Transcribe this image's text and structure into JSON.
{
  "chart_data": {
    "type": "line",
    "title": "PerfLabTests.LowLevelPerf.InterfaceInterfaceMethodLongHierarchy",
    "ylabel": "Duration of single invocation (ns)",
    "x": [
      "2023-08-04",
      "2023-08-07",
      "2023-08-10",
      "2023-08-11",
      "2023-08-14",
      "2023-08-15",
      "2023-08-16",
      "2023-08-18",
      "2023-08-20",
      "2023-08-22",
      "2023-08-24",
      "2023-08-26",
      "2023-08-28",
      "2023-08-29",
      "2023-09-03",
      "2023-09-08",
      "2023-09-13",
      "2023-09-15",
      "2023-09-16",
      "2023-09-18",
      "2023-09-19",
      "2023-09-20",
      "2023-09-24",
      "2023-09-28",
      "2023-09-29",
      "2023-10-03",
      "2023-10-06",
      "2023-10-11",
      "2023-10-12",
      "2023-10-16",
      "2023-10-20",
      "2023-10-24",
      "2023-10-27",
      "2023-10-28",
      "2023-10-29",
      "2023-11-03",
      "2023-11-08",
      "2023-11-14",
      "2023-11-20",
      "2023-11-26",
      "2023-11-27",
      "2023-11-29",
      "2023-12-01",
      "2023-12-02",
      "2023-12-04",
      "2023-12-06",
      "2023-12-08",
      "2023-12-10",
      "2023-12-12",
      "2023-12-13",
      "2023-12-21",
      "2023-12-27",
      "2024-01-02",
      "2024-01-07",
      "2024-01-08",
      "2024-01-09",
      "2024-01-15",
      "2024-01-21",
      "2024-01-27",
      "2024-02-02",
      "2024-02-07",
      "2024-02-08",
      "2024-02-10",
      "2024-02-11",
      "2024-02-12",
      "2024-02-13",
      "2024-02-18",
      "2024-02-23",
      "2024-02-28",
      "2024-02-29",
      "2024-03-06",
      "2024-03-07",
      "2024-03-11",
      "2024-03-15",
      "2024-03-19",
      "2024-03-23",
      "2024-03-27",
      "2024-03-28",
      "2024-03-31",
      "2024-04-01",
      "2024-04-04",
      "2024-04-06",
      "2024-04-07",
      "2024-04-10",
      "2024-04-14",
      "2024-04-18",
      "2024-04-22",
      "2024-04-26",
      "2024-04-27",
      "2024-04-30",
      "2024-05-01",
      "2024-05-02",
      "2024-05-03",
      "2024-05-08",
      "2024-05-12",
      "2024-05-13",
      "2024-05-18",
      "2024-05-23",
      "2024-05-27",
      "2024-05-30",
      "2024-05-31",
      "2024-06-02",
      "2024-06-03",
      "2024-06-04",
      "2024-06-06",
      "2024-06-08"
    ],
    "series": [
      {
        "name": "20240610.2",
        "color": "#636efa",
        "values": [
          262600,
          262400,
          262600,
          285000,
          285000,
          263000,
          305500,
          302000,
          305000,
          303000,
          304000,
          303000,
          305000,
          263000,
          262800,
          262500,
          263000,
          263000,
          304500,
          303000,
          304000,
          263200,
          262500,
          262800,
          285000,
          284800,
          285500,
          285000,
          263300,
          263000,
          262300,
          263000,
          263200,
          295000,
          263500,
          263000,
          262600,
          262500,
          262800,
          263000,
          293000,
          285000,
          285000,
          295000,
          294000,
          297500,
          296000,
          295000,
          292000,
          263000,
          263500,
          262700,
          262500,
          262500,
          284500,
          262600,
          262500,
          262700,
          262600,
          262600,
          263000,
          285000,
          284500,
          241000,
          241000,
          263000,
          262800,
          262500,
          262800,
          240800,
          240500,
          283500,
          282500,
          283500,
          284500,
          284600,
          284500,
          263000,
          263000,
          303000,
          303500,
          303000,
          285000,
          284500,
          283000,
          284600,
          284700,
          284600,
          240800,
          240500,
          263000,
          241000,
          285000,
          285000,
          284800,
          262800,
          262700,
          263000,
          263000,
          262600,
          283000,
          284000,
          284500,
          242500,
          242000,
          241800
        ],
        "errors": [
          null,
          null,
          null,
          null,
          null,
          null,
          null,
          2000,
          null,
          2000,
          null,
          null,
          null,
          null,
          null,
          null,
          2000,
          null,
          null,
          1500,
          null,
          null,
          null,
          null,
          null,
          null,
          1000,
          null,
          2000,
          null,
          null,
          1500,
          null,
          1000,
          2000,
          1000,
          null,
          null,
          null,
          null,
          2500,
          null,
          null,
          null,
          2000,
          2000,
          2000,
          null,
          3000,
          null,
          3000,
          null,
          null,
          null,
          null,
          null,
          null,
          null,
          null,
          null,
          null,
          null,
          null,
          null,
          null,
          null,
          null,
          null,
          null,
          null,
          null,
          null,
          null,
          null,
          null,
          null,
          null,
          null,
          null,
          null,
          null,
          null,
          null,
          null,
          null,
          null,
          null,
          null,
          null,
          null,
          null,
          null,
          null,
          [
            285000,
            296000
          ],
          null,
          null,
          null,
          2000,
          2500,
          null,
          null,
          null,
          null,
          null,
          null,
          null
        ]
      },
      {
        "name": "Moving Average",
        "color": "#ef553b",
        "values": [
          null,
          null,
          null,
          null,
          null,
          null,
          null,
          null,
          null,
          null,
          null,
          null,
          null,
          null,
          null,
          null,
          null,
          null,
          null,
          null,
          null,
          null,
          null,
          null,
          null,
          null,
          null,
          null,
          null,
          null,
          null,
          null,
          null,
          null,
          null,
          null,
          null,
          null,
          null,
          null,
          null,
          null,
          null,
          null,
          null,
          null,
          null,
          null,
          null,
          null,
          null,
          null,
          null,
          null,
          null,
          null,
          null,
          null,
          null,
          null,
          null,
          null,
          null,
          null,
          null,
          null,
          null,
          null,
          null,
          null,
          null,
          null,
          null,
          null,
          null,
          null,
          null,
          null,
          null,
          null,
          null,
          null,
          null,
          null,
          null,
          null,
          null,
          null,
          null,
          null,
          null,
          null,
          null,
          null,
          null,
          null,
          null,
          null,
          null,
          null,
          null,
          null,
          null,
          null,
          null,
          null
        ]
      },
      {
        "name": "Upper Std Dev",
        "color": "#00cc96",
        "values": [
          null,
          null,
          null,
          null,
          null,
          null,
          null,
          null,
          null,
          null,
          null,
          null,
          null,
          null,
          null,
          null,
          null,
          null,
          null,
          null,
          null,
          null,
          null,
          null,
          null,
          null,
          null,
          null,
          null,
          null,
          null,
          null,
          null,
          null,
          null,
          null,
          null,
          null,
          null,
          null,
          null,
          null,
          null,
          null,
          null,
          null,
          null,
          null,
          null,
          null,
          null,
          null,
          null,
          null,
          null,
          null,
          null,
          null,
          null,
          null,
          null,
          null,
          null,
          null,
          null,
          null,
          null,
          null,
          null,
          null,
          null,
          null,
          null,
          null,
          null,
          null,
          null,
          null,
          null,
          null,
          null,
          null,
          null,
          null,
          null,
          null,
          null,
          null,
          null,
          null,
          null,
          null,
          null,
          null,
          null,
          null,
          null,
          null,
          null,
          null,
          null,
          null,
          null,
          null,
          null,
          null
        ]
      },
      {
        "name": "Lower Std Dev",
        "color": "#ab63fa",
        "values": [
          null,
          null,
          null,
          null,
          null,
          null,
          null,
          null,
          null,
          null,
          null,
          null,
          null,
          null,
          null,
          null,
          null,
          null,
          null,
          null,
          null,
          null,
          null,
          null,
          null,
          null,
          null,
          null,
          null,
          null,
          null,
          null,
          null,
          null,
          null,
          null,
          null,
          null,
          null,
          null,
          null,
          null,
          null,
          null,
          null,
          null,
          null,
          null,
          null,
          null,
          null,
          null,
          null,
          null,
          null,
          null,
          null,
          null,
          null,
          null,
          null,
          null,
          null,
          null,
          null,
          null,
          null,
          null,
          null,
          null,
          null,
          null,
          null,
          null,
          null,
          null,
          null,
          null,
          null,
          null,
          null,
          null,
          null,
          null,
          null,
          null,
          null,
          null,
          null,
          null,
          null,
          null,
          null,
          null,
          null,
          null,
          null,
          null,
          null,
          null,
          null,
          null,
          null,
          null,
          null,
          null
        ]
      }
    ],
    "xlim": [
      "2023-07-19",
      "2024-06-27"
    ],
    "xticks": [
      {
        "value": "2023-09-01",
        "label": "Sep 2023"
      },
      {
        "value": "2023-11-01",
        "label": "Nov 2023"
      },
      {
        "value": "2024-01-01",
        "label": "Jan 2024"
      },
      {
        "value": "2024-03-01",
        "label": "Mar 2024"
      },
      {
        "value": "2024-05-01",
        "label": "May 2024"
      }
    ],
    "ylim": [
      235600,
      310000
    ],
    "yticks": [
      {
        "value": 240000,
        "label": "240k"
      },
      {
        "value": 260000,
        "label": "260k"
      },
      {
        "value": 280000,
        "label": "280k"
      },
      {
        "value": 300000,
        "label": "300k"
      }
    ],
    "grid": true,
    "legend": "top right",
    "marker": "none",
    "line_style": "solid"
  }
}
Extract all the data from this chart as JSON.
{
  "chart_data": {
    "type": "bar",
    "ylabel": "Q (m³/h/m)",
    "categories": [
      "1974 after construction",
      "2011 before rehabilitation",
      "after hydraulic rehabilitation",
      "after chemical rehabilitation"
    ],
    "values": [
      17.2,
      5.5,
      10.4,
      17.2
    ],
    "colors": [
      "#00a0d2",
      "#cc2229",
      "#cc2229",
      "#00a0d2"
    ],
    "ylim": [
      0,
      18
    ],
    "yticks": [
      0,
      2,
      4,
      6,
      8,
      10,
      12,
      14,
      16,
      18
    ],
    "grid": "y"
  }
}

* * * *

PROMPT
Select the lines from the entries that include the word "rehabilitation".

OUTPUT OF THE EXERCISE
      "2011 before rehabilitation",
      "after hydraulic rehabilitation",
      "after chemical rehabilitation"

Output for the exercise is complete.